Wednesday, May 09, 2007
Training Wisteria
The Cherry Lane Mentor Project teams a preeminent dramatist (in this case, Jules Feiffer) with an emerging playwright (Molly Smith Metzler this time) to give notes on a play in development. The plays (three this season) are then produced on Cherry Lane's smaller stage and open to the public for a brief run of performances. The productions are not meant to be open for review, and in the spirit of the Mentor Project, I'm going to respect that. From the I-Had-No-Idea Department: Sixteen Wounded, which eventually bowed on Broadway in 2004, was seen as a Mentor Project production at the Cherry Lane in 2002.

********

● GIVEN EXERCISE 1: Write out the part of the Cherry Lane post that opens with the words containing "Wednesday, May 09, 2007" and closes with "Lane in 2002.".
● GIVEN EXERCISE 2: Condense the paragraph of the Cherry Lane post starting "The Cherry Lane Mentor Project teams" into a shorter version that keeps its main facts.
The listing that comes after the Cherry Lane post isn't needed for anything here.

● STORED RECORDS:

********

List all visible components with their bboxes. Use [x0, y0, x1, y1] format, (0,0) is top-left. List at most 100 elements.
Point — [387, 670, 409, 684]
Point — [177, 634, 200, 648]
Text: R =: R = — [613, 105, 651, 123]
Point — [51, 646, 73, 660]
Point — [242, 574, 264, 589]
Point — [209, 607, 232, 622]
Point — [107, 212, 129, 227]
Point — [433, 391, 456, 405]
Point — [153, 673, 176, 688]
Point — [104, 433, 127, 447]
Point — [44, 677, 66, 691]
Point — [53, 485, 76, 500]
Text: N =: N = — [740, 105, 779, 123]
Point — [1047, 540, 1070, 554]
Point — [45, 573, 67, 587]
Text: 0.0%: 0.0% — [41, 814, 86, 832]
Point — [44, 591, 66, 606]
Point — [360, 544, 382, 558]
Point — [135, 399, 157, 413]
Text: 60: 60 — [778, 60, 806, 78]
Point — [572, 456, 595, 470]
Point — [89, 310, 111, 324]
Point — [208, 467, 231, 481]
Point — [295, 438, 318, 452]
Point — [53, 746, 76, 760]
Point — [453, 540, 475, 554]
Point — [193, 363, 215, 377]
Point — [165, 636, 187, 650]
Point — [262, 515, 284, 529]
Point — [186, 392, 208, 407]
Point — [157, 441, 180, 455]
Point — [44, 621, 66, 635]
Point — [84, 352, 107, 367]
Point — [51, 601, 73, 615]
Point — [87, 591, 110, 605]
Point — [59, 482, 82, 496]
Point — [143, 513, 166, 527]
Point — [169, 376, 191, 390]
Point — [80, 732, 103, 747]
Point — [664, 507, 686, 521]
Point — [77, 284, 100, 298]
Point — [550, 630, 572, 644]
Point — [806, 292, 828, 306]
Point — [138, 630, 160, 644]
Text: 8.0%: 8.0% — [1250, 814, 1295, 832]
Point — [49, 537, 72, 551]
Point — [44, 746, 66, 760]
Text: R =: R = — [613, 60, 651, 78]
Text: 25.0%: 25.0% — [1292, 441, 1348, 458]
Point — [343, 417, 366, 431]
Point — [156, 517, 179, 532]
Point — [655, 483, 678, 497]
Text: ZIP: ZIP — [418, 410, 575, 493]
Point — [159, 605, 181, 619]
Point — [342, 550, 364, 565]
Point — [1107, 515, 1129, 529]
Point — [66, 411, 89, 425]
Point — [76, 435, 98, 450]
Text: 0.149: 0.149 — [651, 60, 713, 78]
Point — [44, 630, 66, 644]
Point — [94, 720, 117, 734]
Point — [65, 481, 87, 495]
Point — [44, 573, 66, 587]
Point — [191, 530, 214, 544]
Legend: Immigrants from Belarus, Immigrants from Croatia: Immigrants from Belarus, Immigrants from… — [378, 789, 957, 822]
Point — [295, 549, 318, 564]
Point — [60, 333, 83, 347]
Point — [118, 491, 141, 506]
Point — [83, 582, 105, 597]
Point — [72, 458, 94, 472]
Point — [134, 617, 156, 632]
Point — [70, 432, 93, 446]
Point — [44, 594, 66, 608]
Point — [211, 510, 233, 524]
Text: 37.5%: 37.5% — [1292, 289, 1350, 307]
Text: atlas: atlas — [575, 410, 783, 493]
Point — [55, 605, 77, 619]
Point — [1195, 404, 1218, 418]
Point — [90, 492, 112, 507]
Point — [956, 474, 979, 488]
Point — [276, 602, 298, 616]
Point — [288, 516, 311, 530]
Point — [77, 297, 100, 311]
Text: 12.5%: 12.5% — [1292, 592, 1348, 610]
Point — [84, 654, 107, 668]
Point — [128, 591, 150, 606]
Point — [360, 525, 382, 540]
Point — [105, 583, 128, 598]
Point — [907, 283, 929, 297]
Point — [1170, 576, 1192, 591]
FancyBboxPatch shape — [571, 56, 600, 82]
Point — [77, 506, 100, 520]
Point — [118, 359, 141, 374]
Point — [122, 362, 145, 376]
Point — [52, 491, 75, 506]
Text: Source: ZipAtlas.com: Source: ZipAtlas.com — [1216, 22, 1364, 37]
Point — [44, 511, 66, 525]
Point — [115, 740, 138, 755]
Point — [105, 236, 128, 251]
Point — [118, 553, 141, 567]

********

● COMPLETE RESPONSE 1:
Wednesday, May 09, 2007
Training Wisteria
The Cherry Lane Mentor Project teams a preeminent dramatist (in this case, Jules Feiffer) with an emerging playwright (Molly Smith Metzler this time) to give notes on a play in development. The plays (three this season) are then produced on Cherry Lane's smaller stage and open to the public for a brief run of performances. The productions are not meant to be open for review, and in the spirit of the Mentor Project, I'm going to respect that. From the I-Had-No-Idea Department: Sixteen Wounded, which eventually bowed on Broadway in 2004, was seen as a Mentor Project production at the Cherry Lane in 2002.

● COMPLETE RESPONSE 2: The Cherry Lane Mentor Project pairs a preeminent dramatist, this time Jules Feiffer, with an emerging playwright, this time Molly Smith Metzler, who gets notes on a play in development. This season's three plays then have a short public run on Cherry Lane's smaller stage. The productions aren't meant to be reviewed, and the writer will respect that. Sixteen Wounded was a Mentor Project production at the Cherry Lane in 2002 and opened on Broadway in 2004.